Exercise data —
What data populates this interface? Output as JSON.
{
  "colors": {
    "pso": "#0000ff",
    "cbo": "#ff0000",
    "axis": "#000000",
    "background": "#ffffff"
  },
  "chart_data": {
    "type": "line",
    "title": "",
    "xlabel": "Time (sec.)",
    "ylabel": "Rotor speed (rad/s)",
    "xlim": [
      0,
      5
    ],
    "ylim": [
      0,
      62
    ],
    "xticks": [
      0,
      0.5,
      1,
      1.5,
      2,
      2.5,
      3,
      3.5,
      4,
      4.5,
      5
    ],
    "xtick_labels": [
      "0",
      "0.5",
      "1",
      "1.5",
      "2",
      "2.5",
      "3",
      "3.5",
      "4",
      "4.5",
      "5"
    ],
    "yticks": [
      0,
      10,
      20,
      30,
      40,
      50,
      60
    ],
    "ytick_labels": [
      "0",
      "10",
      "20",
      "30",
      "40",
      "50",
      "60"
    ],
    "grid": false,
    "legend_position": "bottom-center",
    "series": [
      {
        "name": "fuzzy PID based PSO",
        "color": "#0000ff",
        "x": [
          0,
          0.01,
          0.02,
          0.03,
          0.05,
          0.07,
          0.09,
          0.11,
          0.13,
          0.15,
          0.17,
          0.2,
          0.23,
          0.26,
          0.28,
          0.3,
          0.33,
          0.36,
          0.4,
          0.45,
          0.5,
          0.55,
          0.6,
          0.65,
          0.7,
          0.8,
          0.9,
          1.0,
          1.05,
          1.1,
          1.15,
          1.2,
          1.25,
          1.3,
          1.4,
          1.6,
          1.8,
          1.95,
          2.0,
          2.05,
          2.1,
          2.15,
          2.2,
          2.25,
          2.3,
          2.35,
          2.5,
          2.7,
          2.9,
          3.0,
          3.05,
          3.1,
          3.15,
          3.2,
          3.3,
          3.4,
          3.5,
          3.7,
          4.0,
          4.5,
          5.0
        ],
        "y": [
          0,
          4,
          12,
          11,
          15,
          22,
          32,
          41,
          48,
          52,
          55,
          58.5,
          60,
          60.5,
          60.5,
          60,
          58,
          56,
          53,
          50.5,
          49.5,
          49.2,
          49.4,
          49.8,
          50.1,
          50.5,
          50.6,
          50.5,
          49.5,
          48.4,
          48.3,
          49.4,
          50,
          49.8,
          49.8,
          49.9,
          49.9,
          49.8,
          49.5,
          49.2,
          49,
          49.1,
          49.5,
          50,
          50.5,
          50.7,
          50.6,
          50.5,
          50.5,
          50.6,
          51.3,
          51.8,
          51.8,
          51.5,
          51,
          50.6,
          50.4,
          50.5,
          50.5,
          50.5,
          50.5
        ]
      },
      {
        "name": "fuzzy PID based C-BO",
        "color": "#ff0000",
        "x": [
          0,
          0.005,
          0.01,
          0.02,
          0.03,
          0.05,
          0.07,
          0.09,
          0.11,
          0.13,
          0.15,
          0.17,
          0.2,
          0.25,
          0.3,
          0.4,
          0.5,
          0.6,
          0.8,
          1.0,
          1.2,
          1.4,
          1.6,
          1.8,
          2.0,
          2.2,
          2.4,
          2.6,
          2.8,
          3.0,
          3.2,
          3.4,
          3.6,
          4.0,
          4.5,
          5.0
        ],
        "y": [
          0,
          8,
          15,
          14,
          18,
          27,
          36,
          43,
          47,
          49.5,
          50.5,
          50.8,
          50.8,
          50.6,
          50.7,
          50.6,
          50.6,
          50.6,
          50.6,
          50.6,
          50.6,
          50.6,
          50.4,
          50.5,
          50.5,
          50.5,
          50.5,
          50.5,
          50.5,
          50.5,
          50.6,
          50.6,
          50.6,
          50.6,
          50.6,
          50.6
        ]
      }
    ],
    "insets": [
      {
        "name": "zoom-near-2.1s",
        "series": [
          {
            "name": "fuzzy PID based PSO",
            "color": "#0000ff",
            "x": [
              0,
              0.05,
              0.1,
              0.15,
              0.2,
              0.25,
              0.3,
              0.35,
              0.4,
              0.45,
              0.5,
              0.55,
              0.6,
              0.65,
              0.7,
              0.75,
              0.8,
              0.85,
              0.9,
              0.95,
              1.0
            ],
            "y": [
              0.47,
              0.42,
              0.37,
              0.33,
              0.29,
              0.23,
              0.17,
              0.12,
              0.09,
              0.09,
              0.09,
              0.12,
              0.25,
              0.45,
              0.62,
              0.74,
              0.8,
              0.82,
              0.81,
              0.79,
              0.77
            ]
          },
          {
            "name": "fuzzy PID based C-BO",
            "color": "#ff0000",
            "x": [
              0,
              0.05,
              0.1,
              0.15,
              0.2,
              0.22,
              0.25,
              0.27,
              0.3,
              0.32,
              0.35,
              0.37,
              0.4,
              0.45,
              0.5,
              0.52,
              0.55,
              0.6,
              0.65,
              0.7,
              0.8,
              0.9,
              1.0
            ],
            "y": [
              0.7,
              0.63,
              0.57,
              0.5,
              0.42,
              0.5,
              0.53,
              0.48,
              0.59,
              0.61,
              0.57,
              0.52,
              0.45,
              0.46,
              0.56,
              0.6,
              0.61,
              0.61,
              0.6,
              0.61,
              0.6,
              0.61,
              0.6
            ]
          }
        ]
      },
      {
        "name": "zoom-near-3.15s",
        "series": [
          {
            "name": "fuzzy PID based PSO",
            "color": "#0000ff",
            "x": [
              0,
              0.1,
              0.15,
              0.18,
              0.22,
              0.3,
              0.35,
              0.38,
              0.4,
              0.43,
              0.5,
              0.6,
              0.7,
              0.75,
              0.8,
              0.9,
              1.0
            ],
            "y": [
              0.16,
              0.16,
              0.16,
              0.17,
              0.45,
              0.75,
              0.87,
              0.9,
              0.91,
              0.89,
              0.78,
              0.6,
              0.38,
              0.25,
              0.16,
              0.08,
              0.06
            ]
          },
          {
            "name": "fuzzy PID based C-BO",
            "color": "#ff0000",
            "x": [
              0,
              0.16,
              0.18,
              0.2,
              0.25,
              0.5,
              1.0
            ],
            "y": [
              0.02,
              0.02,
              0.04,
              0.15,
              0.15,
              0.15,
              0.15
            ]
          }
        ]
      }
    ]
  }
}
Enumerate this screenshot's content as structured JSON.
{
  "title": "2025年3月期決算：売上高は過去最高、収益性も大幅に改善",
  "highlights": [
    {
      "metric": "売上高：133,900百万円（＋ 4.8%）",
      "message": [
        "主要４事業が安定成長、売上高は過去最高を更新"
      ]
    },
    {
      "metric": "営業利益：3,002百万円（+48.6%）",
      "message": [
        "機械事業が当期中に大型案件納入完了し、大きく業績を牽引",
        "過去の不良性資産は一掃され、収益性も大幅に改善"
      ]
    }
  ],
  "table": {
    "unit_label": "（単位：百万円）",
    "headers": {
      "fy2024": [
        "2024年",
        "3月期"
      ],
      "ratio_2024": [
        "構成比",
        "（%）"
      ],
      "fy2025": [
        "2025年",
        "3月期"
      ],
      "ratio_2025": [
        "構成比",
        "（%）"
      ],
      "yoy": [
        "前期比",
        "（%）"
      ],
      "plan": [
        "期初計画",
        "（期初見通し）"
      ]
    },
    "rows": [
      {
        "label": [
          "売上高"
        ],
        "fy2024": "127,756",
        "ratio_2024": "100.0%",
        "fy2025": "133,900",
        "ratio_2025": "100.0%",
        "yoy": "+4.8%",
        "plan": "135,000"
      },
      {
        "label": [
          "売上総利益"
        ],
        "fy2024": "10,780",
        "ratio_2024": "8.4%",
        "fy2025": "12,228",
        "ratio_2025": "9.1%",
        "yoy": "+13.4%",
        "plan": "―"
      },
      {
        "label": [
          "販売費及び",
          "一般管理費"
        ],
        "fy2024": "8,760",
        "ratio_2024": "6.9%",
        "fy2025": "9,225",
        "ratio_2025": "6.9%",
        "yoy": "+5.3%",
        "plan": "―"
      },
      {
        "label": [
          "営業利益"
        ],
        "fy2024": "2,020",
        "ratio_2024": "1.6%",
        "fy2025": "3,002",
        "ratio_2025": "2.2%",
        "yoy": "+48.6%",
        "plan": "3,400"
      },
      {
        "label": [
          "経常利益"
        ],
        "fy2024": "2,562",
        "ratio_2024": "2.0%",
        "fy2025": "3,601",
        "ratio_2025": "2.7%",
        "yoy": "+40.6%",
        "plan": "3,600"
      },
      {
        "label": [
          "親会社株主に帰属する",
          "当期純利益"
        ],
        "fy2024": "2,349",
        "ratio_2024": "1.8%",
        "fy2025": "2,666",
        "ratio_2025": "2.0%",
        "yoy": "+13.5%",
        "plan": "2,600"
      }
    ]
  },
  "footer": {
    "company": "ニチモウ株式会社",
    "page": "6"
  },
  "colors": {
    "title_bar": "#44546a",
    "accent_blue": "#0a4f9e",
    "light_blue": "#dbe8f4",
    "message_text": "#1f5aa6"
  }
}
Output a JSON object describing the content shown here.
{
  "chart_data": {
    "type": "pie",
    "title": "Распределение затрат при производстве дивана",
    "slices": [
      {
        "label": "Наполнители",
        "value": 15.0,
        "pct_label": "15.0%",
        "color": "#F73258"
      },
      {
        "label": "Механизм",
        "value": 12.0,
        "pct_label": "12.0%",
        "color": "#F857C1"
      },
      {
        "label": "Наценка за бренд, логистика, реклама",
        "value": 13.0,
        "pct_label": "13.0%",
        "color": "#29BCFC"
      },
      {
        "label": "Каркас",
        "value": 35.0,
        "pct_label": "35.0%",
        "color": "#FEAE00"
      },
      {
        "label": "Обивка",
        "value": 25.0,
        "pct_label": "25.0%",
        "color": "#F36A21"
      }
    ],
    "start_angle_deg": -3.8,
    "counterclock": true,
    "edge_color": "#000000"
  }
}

To do — Find every line that has "this" in it, then return those lines.

Exercise answer —
What data populates this interface? Output as JSON.
Enumerate this screenshot's content as structured JSON.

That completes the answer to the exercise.